■ Instructions to follow
Set down the full listing exactly as given. Any pictures are to be left out.

■ Provided data
§ §
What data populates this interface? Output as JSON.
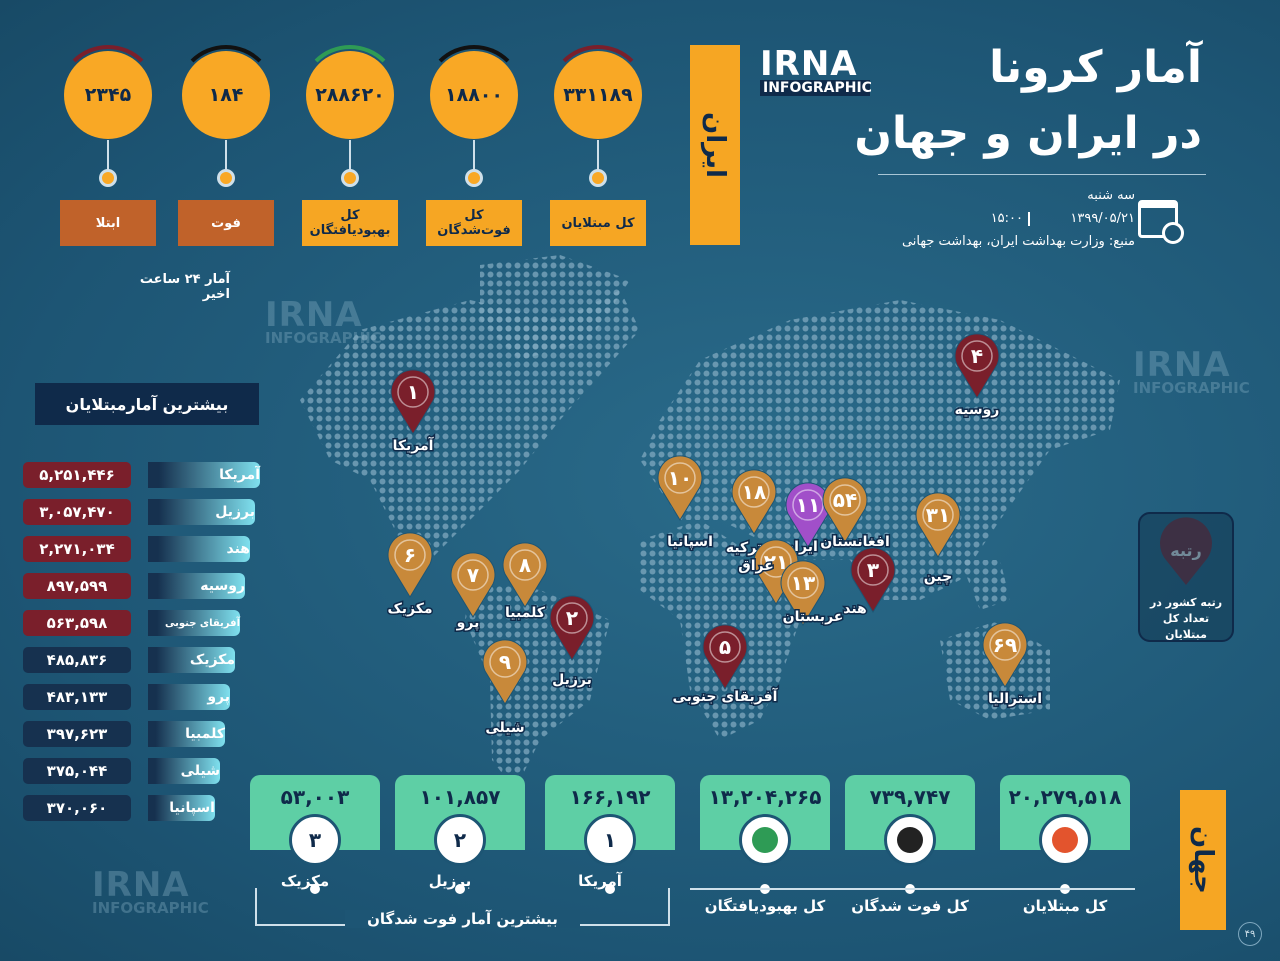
{
  "header": {
    "title_line1": "آمار کرونا",
    "title_line2": "در ایران و جهان",
    "logo": {
      "name": "IRNA",
      "sub": "INFOGRAPHIC"
    },
    "day": "سه شنبه",
    "date": "۱۳۹۹/۰۵/۲۱",
    "time": "۱۵:۰۰",
    "source": "منبع: وزارت بهداشت ایران، بهداشت جهانی"
  },
  "iran": {
    "label": "ایران",
    "stats": [
      {
        "value": "۳۳۱۱۸۹",
        "label": "کل مبتلایان"
      },
      {
        "value": "۱۸۸۰۰",
        "label": "کل فوت‌شدگان"
      },
      {
        "value": "۲۸۸۶۲۰",
        "label": "کل بهبودیافتگان"
      },
      {
        "value": "۱۸۴",
        "label": "فوت"
      },
      {
        "value": "۲۳۴۵",
        "label": "ابتلا"
      }
    ],
    "note": "آمار ۲۴ ساعت اخیر"
  },
  "top_infected": {
    "title": "بیشترین آمارمبتلایان",
    "rows": [
      {
        "country": "آمریکا",
        "value": "۵,۲۵۱,۴۴۶"
      },
      {
        "country": "برزیل",
        "value": "۳,۰۵۷,۴۷۰"
      },
      {
        "country": "هند",
        "value": "۲,۲۷۱,۰۳۴"
      },
      {
        "country": "روسیه",
        "value": "۸۹۷,۵۹۹"
      },
      {
        "country": "آفریقای جنوبی",
        "value": "۵۶۳,۵۹۸"
      },
      {
        "country": "مکزیک",
        "value": "۴۸۵,۸۳۶"
      },
      {
        "country": "پرو",
        "value": "۴۸۳,۱۳۳"
      },
      {
        "country": "کلمبیا",
        "value": "۳۹۷,۶۲۳"
      },
      {
        "country": "شیلی",
        "value": "۳۷۵,۰۴۴"
      },
      {
        "country": "اسپانیا",
        "value": "۳۷۰,۰۶۰"
      }
    ]
  },
  "map": {
    "pins": [
      {
        "rank": "۱",
        "country": "آمریکا"
      },
      {
        "rank": "۴",
        "country": "روسیه"
      },
      {
        "rank": "۱۰",
        "country": "اسپانیا"
      },
      {
        "rank": "۱۸",
        "country": "ترکیه"
      },
      {
        "rank": "۱۱",
        "country": "ایران"
      },
      {
        "rank": "۵۴",
        "country": "افغانستان"
      },
      {
        "rank": "۳۱",
        "country": "چین"
      },
      {
        "rank": "۶",
        "country": "مکزیک"
      },
      {
        "rank": "۷",
        "country": "پرو"
      },
      {
        "rank": "۸",
        "country": "کلمبیا"
      },
      {
        "rank": "۲",
        "country": "برزیل"
      },
      {
        "rank": "۹",
        "country": "شیلی"
      },
      {
        "rank": "۲۱",
        "country": "عراق"
      },
      {
        "rank": "۱۳",
        "country": "عربستان"
      },
      {
        "rank": "۳",
        "country": "هند"
      },
      {
        "rank": "۵",
        "country": "آفریقای جنوبی"
      },
      {
        "rank": "۶۹",
        "country": "استرالیا"
      }
    ],
    "legend": {
      "title": "رتبه",
      "text": "رتبه کشور در تعداد کل مبتلایان"
    }
  },
  "world": {
    "label": "جهان",
    "stats": [
      {
        "value": "۲۰,۲۷۹,۵۱۸",
        "label": "کل مبتلایان"
      },
      {
        "value": "۷۳۹,۷۴۷",
        "label": "کل فوت شدگان"
      },
      {
        "value": "۱۳,۲۰۴,۲۶۵",
        "label": "کل بهبودیافتگان"
      }
    ],
    "top_deaths": {
      "title": "بیشترین آمار فوت شدگان",
      "rows": [
        {
          "rank": "۱",
          "country": "آمریکا",
          "value": "۱۶۶,۱۹۲"
        },
        {
          "rank": "۲",
          "country": "برزیل",
          "value": "۱۰۱,۸۵۷"
        },
        {
          "rank": "۳",
          "country": "مکزیک",
          "value": "۵۳,۰۰۳"
        }
      ]
    }
  },
  "page_number": "۴۹"
}
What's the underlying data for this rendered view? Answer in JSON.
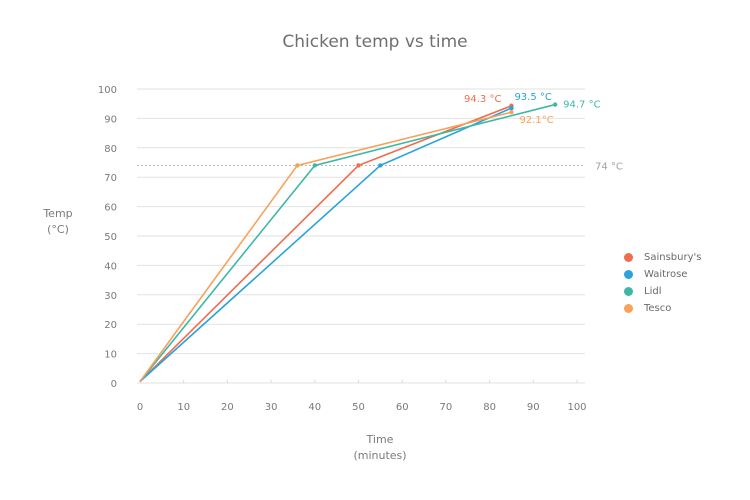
{
  "chart_data": {
    "type": "line",
    "title": "Chicken temp vs time",
    "xlabel": "Time (minutes)",
    "ylabel": "Temp (°C)",
    "xlim": [
      0,
      100
    ],
    "ylim": [
      0,
      100
    ],
    "x_ticks": [
      0,
      10,
      20,
      30,
      40,
      50,
      60,
      70,
      80,
      90,
      100
    ],
    "y_ticks": [
      0,
      10,
      20,
      30,
      40,
      50,
      60,
      70,
      80,
      90,
      100
    ],
    "grid": "horizontal",
    "legend_position": "right",
    "reference_line": {
      "y": 74,
      "label": "74 °C",
      "style": "dotted"
    },
    "series": [
      {
        "name": "Sainsbury's",
        "color": "#ef6c4d",
        "points": [
          [
            0,
            0.5
          ],
          [
            50,
            74
          ],
          [
            85,
            94.3
          ]
        ],
        "end_label": "94.3 °C"
      },
      {
        "name": "Waitrose",
        "color": "#2aa3dd",
        "points": [
          [
            0,
            0.5
          ],
          [
            55,
            74
          ],
          [
            85,
            93.5
          ]
        ],
        "end_label": "93.5 °C"
      },
      {
        "name": "Lidl",
        "color": "#3db8a7",
        "points": [
          [
            0,
            0.5
          ],
          [
            40,
            74
          ],
          [
            95,
            94.7
          ]
        ],
        "end_label": "94.7 °C"
      },
      {
        "name": "Tesco",
        "color": "#f7a159",
        "points": [
          [
            0,
            0.5
          ],
          [
            36,
            74
          ],
          [
            85,
            92.1
          ]
        ],
        "end_label": "92.1°C"
      }
    ]
  },
  "labels": {
    "title": "Chicken temp vs time",
    "ylabel_line1": "Temp",
    "ylabel_line2": "(°C)",
    "xlabel_line1": "Time",
    "xlabel_line2": "(minutes)"
  }
}
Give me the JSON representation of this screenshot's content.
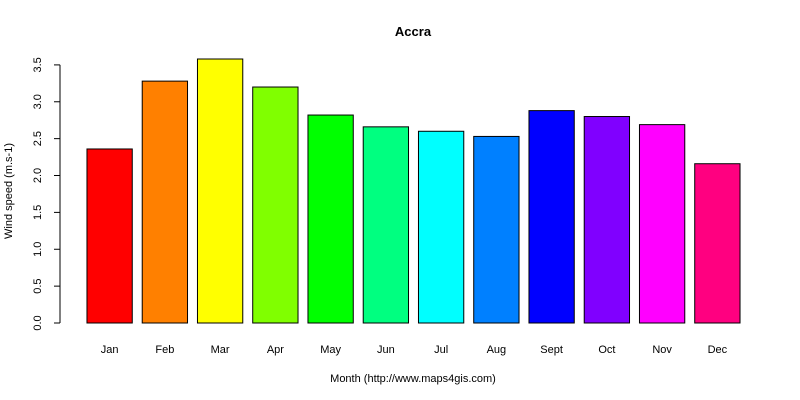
{
  "chart_data": {
    "type": "bar",
    "title": "Accra",
    "xlabel": "Month (http://www.maps4gis.com)",
    "ylabel": "Wind speed (m.s-1)",
    "categories": [
      "Jan",
      "Feb",
      "Mar",
      "Apr",
      "May",
      "Jun",
      "Jul",
      "Aug",
      "Sept",
      "Oct",
      "Nov",
      "Dec"
    ],
    "values": [
      2.36,
      3.28,
      3.58,
      3.2,
      2.82,
      2.66,
      2.6,
      2.53,
      2.88,
      2.8,
      2.69,
      2.16
    ],
    "colors": [
      "#FF0000",
      "#FF8000",
      "#FFFF00",
      "#80FF00",
      "#00FF00",
      "#00FF80",
      "#00FFFF",
      "#0080FF",
      "#0000FF",
      "#8000FF",
      "#FF00FF",
      "#FF0080"
    ],
    "bar_border_color": "#000000",
    "ylim": [
      0,
      3.58
    ],
    "yticks": [
      0,
      0.5,
      1,
      1.5,
      2,
      2.5,
      3,
      3.5
    ],
    "ytick_labels": [
      "0.0",
      "0.5",
      "1.0",
      "1.5",
      "2.0",
      "2.5",
      "3.0",
      "3.5"
    ],
    "grid": false,
    "legend": "none"
  }
}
§ §
■ Finished answer
What data populates this interface? Output as JSON.
{
  "header": {
    "title_line1": "آمار کرونا",
    "title_line2": "در ایران و جهان",
    "logo": {
      "name": "IRNA",
      "sub": "INFOGRAPHIC"
    },
    "day": "سه شنبه",
    "date": "۱۳۹۹/۰۵/۲۱",
    "time": "۱۵:۰۰",
    "source": "منبع: وزارت بهداشت ایران، بهداشت جهانی"
  },
  "iran": {
    "label": "ایران",
    "stats": [
      {
        "value": "۳۳۱۱۸۹",
        "label": "کل مبتلایان"
      },
      {
        "value": "۱۸۸۰۰",
        "label": "کل فوت‌شدگان"
      },
      {
        "value": "۲۸۸۶۲۰",
        "label": "کل بهبودیافتگان"
      },
      {
        "value": "۱۸۴",
        "label": "فوت"
      },
      {
        "value": "۲۳۴۵",
        "label": "ابتلا"
      }
    ],
    "note": "آمار ۲۴ ساعت اخیر"
  },
  "top_infected": {
    "title": "بیشترین آمارمبتلایان",
    "rows": [
      {
        "country": "آمریکا",
        "value": "۵,۲۵۱,۴۴۶"
      },
      {
        "country": "برزیل",
        "value": "۳,۰۵۷,۴۷۰"
      },
      {
        "country": "هند",
        "value": "۲,۲۷۱,۰۳۴"
      },
      {
        "country": "روسیه",
        "value": "۸۹۷,۵۹۹"
      },
      {
        "country": "آفریقای جنوبی",
        "value": "۵۶۳,۵۹۸"
      },
      {
        "country": "مکزیک",
        "value": "۴۸۵,۸۳۶"
      },
      {
        "country": "پرو",
        "value": "۴۸۳,۱۳۳"
      },
      {
        "country": "کلمبیا",
        "value": "۳۹۷,۶۲۳"
      },
      {
        "country": "شیلی",
        "value": "۳۷۵,۰۴۴"
      },
      {
        "country": "اسپانیا",
        "value": "۳۷۰,۰۶۰"
      }
    ]
  },
  "map": {
    "pins": [
      {
        "rank": "۱",
        "country": "آمریکا"
      },
      {
        "rank": "۴",
        "country": "روسیه"
      },
      {
        "rank": "۱۰",
        "country": "اسپانیا"
      },
      {
        "rank": "۱۸",
        "country": "ترکیه"
      },
      {
        "rank": "۱۱",
        "country": "ایران"
      },
      {
        "rank": "۵۴",
        "country": "افغانستان"
      },
      {
        "rank": "۳۱",
        "country": "چین"
      },
      {
        "rank": "۶",
        "country": "مکزیک"
      },
      {
        "rank": "۷",
        "country": "پرو"
      },
      {
        "rank": "۸",
        "country": "کلمبیا"
      },
      {
        "rank": "۲",
        "country": "برزیل"
      },
      {
        "rank": "۹",
        "country": "شیلی"
      },
      {
        "rank": "۲۱",
        "country": "عراق"
      },
      {
        "rank": "۱۳",
        "country": "عربستان"
      },
      {
        "rank": "۳",
        "country": "هند"
      },
      {
        "rank": "۵",
        "country": "آفریقای جنوبی"
      },
      {
        "rank": "۶۹",
        "country": "استرالیا"
      }
    ],
    "legend": {
      "title": "رتبه",
      "text": "رتبه کشور در تعداد کل مبتلایان"
    }
  },
  "world": {
    "label": "جهان",
    "stats": [
      {
        "value": "۲۰,۲۷۹,۵۱۸",
        "label": "کل مبتلایان"
      },
      {
        "value": "۷۳۹,۷۴۷",
        "label": "کل فوت شدگان"
      },
      {
        "value": "۱۳,۲۰۴,۲۶۵",
        "label": "کل بهبودیافتگان"
      }
    ],
    "top_deaths": {
      "title": "بیشترین آمار فوت شدگان",
      "rows": [
        {
          "rank": "۱",
          "country": "آمریکا",
          "value": "۱۶۶,۱۹۲"
        },
        {
          "rank": "۲",
          "country": "برزیل",
          "value": "۱۰۱,۸۵۷"
        },
        {
          "rank": "۳",
          "country": "مکزیک",
          "value": "۵۳,۰۰۳"
        }
      ]
    }
  },
  "page_number": "۴۹"
}
What's the underlying data for this rendered view? Answer in JSON.
{
  "chart_data": {
    "type": "line",
    "title": "Chicken temp vs time",
    "xlabel": "Time (minutes)",
    "ylabel": "Temp (°C)",
    "xlim": [
      0,
      100
    ],
    "ylim": [
      0,
      100
    ],
    "x_ticks": [
      0,
      10,
      20,
      30,
      40,
      50,
      60,
      70,
      80,
      90,
      100
    ],
    "y_ticks": [
      0,
      10,
      20,
      30,
      40,
      50,
      60,
      70,
      80,
      90,
      100
    ],
    "grid": "horizontal",
    "legend_position": "right",
    "reference_line": {
      "y": 74,
      "label": "74 °C",
      "style": "dotted"
    },
    "series": [
      {
        "name": "Sainsbury's",
        "color": "#ef6c4d",
        "points": [
          [
            0,
            0.5
          ],
          [
            50,
            74
          ],
          [
            85,
            94.3
          ]
        ],
        "end_label": "94.3 °C"
      },
      {
        "name": "Waitrose",
        "color": "#2aa3dd",
        "points": [
          [
            0,
            0.5
          ],
          [
            55,
            74
          ],
          [
            85,
            93.5
          ]
        ],
        "end_label": "93.5 °C"
      },
      {
        "name": "Lidl",
        "color": "#3db8a7",
        "points": [
          [
            0,
            0.5
          ],
          [
            40,
            74
          ],
          [
            95,
            94.7
          ]
        ],
        "end_label": "94.7 °C"
      },
      {
        "name": "Tesco",
        "color": "#f7a159",
        "points": [
          [
            0,
            0.5
          ],
          [
            36,
            74
          ],
          [
            85,
            92.1
          ]
        ],
        "end_label": "92.1°C"
      }
    ]
  },
  "labels": {
    "title": "Chicken temp vs time",
    "ylabel_line1": "Temp",
    "ylabel_line2": "(°C)",
    "xlabel_line1": "Time",
    "xlabel_line2": "(minutes)"
  }
}
Give me the JSON representation of this screenshot's content.
{
  "chart_data": {
    "type": "bar",
    "title": "Accra",
    "xlabel": "Month (http://www.maps4gis.com)",
    "ylabel": "Wind speed (m.s-1)",
    "categories": [
      "Jan",
      "Feb",
      "Mar",
      "Apr",
      "May",
      "Jun",
      "Jul",
      "Aug",
      "Sept",
      "Oct",
      "Nov",
      "Dec"
    ],
    "values": [
      2.36,
      3.28,
      3.58,
      3.2,
      2.82,
      2.66,
      2.6,
      2.53,
      2.88,
      2.8,
      2.69,
      2.16
    ],
    "colors": [
      "#FF0000",
      "#FF8000",
      "#FFFF00",
      "#80FF00",
      "#00FF00",
      "#00FF80",
      "#00FFFF",
      "#0080FF",
      "#0000FF",
      "#8000FF",
      "#FF00FF",
      "#FF0080"
    ],
    "bar_border_color": "#000000",
    "ylim": [
      0,
      3.58
    ],
    "yticks": [
      0,
      0.5,
      1,
      1.5,
      2,
      2.5,
      3,
      3.5
    ],
    "ytick_labels": [
      "0.0",
      "0.5",
      "1.0",
      "1.5",
      "2.0",
      "2.5",
      "3.0",
      "3.5"
    ],
    "grid": false,
    "legend": "none"
  }
}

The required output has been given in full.